--- Begin Supplied records ---

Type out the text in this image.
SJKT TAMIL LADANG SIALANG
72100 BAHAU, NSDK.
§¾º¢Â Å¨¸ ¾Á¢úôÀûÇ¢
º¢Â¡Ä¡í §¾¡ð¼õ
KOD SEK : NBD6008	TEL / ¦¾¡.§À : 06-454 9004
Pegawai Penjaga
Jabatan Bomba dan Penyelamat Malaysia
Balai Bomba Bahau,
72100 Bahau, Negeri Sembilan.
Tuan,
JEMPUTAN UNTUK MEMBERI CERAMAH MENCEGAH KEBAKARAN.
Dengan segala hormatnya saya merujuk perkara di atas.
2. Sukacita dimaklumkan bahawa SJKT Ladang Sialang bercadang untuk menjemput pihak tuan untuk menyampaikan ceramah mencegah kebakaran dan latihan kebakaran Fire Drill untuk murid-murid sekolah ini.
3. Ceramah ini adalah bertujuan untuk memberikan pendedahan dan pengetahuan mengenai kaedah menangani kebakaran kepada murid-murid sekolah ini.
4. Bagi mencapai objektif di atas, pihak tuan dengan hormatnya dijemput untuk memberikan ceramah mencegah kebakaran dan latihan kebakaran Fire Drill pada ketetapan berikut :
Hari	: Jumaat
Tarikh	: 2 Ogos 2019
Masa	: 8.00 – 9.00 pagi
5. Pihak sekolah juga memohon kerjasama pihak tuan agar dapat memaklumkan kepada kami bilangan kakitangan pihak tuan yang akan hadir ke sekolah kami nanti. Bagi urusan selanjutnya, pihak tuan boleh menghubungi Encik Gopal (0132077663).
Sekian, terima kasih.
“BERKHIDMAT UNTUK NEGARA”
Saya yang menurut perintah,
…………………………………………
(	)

--- End Supplied records ---

Output all preceding records character for character.

> Correct answer:
Type out the text in this image.
SJKT TAMIL LADANG SIALANG
72100 BAHAU, NSDK.
§¾º¢Â Å¨¸ ¾Á¢úôÀûÇ¢
º¢Â¡Ä¡í §¾¡ð¼õ
KOD SEK : NBD6008	TEL / ¦¾¡.§À : 06-454 9004
Pegawai Penjaga
Jabatan Bomba dan Penyelamat Malaysia
Balai Bomba Bahau,
72100 Bahau, Negeri Sembilan.
Tuan,
JEMPUTAN UNTUK MEMBERI CERAMAH MENCEGAH KEBAKARAN.
Dengan segala hormatnya saya merujuk perkara di atas.
2. Sukacita dimaklumkan bahawa SJKT Ladang Sialang bercadang untuk menjemput pihak tuan untuk menyampaikan ceramah mencegah kebakaran dan latihan kebakaran Fire Drill untuk murid-murid sekolah ini.
3. Ceramah ini adalah bertujuan untuk memberikan pendedahan dan pengetahuan mengenai kaedah menangani kebakaran kepada murid-murid sekolah ini.
4. Bagi mencapai objektif di atas, pihak tuan dengan hormatnya dijemput untuk memberikan ceramah mencegah kebakaran dan latihan kebakaran Fire Drill pada ketetapan berikut :
Hari	: Jumaat
Tarikh	: 2 Ogos 2019
Masa	: 8.00 – 9.00 pagi
5. Pihak sekolah juga memohon kerjasama pihak tuan agar dapat memaklumkan kepada kami bilangan kakitangan pihak tuan yang akan hadir ke sekolah kami nanti. Bagi urusan selanjutnya, pihak tuan boleh menghubungi Encik Gopal (0132077663).
Sekian, terima kasih.
“BERKHIDMAT UNTUK NEGARA”
Saya yang menurut perintah,
…………………………………………
(	)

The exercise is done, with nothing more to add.